Data supplied
+===+
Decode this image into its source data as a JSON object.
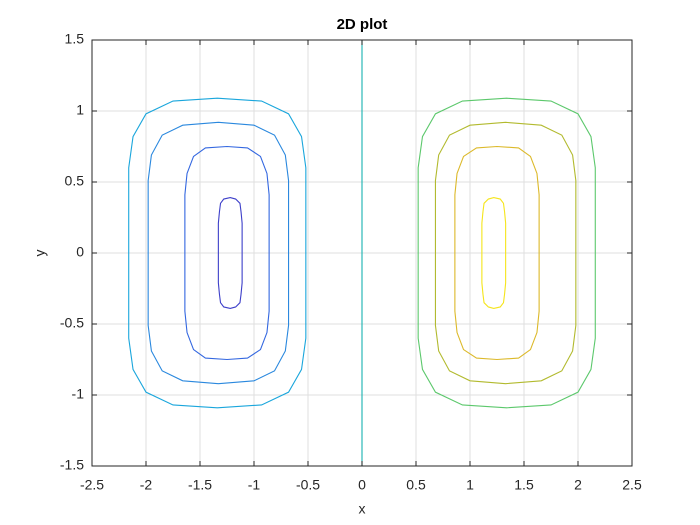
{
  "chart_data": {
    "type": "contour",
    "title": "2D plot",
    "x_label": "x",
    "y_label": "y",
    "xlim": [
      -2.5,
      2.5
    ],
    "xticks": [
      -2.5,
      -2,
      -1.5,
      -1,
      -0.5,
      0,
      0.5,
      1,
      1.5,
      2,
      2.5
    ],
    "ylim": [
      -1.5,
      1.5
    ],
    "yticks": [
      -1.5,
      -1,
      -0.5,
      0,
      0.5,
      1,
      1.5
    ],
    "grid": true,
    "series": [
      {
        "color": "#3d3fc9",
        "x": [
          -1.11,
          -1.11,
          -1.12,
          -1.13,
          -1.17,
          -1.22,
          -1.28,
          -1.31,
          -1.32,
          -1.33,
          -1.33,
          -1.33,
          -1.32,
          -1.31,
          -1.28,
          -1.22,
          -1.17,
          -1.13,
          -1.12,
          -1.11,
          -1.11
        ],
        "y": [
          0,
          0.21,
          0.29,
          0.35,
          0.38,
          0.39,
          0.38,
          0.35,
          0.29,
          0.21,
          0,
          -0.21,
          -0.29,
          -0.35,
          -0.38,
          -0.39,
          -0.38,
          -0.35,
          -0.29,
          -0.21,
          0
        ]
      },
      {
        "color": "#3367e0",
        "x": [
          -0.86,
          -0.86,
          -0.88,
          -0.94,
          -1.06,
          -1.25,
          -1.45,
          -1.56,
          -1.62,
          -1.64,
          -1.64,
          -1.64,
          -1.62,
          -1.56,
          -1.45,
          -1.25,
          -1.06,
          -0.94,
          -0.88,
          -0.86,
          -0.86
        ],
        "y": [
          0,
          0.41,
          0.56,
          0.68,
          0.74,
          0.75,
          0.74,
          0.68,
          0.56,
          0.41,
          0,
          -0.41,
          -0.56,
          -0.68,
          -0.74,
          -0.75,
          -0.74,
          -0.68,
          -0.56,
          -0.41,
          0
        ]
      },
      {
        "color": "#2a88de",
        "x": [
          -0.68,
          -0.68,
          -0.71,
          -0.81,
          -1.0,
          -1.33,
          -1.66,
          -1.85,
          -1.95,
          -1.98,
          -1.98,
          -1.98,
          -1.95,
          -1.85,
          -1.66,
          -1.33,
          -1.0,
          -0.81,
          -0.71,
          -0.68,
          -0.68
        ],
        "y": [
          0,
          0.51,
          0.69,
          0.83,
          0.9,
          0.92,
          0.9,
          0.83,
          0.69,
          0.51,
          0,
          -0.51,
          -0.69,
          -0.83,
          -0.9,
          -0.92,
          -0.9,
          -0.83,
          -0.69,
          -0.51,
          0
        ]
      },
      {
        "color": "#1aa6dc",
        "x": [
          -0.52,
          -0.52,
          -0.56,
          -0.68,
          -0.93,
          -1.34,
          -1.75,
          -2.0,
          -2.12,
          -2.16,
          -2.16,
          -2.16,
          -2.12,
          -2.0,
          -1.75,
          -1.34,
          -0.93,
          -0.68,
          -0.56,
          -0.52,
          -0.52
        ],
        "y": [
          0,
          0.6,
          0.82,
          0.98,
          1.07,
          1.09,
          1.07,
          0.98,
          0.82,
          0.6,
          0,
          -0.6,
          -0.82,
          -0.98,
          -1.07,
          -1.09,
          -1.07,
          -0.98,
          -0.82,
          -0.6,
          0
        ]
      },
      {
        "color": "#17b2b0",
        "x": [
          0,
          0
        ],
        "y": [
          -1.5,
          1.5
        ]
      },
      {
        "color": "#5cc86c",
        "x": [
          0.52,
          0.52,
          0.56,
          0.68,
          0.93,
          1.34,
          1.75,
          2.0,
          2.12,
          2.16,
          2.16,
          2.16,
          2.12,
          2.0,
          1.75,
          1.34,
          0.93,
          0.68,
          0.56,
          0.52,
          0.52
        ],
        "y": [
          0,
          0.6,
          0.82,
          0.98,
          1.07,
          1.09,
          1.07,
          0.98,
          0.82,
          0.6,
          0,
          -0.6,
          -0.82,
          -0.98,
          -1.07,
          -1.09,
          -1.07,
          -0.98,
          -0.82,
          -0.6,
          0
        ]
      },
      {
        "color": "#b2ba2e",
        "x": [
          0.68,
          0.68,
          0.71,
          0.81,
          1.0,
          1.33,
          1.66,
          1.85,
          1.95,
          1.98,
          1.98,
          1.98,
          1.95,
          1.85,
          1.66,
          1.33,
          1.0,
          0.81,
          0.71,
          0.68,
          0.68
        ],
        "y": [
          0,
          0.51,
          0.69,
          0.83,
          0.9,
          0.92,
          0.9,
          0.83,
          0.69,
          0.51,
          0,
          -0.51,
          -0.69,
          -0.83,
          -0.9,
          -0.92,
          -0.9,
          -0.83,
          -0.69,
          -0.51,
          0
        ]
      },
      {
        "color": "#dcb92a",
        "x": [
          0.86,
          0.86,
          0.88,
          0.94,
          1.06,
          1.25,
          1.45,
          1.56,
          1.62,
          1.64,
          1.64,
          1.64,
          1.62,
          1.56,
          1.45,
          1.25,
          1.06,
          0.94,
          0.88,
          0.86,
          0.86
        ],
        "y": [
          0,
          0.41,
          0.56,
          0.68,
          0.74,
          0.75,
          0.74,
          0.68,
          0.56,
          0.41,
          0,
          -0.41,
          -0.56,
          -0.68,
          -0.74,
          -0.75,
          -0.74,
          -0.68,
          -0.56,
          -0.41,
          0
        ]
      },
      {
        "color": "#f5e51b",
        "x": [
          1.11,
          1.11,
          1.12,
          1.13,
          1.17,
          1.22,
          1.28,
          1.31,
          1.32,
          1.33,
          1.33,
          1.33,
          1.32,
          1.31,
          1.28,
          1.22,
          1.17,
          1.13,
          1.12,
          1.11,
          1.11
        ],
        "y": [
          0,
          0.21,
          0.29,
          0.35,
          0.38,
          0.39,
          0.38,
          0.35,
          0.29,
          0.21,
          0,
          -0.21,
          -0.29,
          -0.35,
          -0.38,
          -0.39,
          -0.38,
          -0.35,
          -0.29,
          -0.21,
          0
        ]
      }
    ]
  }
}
+===+
What needs to be done
Check each line of the data above for the word "color", then state how many lines have it. Give the number alone.

Task output
9